§ Given task
In your copy, include every line of the listing below exactly but none of the pictures.
** START OF Data lines **
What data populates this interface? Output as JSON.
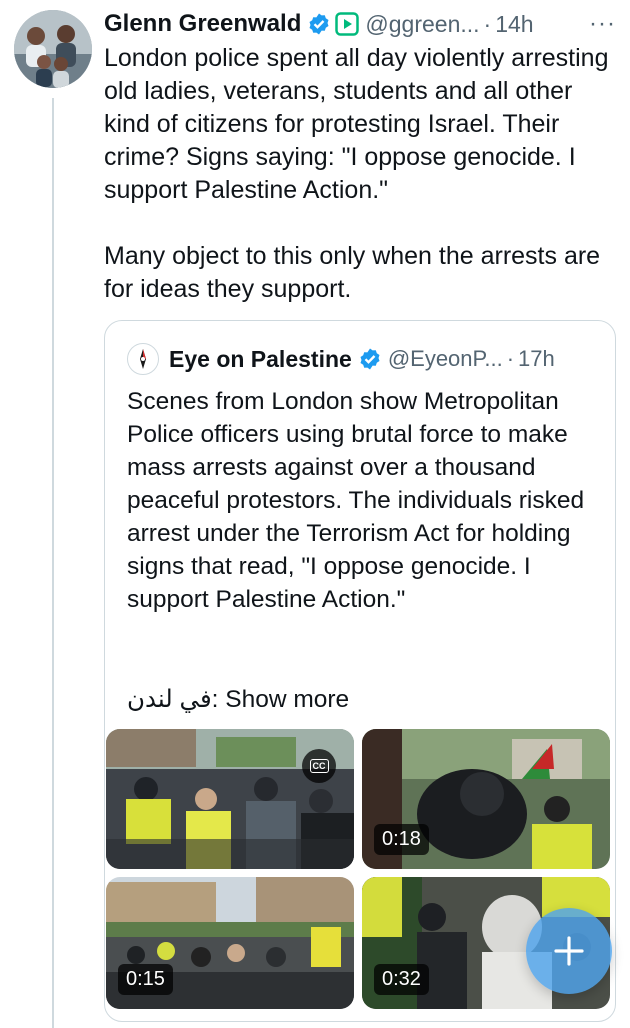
{
  "tweet": {
    "author_name": "Glenn Greenwald",
    "handle": "@ggreen...",
    "separator": "·",
    "time": "14h",
    "more_label": "···",
    "text": "London police spent all day violently arresting old ladies, veterans, students and all other kind of citizens for protesting Israel. Their crime? Signs saying: \"I oppose genocide. I support Palestine Action.\"\n\nMany object to this only when the arrests are for ideas they support."
  },
  "quote": {
    "author_name": "Eye on Palestine",
    "handle": "@EyeonP...",
    "separator": "·",
    "time": "17h",
    "text": "Scenes from London show Metropolitan Police officers using brutal force to make mass arrests against over a thousand peaceful protestors. The individuals risked arrest under the Terrorism Act for holding signs that read, \"I oppose genocide. I support Palestine Action.\"",
    "show_more": "في لندن: Show more",
    "media": [
      {
        "duration": "",
        "cc_label": "CC"
      },
      {
        "duration": "0:18"
      },
      {
        "duration": "0:15"
      },
      {
        "duration": "0:32"
      }
    ]
  },
  "fab": {
    "icon": "plus-icon"
  },
  "colors": {
    "verified_blue": "#1d9bf0",
    "subscription_green": "#00ba7c",
    "secondary_text": "#536471",
    "border": "#cfd9de",
    "fab": "#4fa4eb"
  }
}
** END OF Data lines **
§ Answer to this problem
What data populates this interface? Output as JSON.
{
  "tweet": {
    "author_name": "Glenn Greenwald",
    "handle": "@ggreen...",
    "separator": "·",
    "time": "14h",
    "more_label": "···",
    "text": "London police spent all day violently arresting old ladies, veterans, students and all other kind of citizens for protesting Israel. Their crime? Signs saying: \"I oppose genocide. I support Palestine Action.\"\n\nMany object to this only when the arrests are for ideas they support."
  },
  "quote": {
    "author_name": "Eye on Palestine",
    "handle": "@EyeonP...",
    "separator": "·",
    "time": "17h",
    "text": "Scenes from London show Metropolitan Police officers using brutal force to make mass arrests against over a thousand peaceful protestors. The individuals risked arrest under the Terrorism Act for holding signs that read, \"I oppose genocide. I support Palestine Action.\"",
    "show_more": "في لندن: Show more",
    "media": [
      {
        "duration": "",
        "cc_label": "CC"
      },
      {
        "duration": "0:18"
      },
      {
        "duration": "0:15"
      },
      {
        "duration": "0:32"
      }
    ]
  },
  "fab": {
    "icon": "plus-icon"
  },
  "colors": {
    "verified_blue": "#1d9bf0",
    "subscription_green": "#00ba7c",
    "secondary_text": "#536471",
    "border": "#cfd9de",
    "fab": "#4fa4eb"
  }
}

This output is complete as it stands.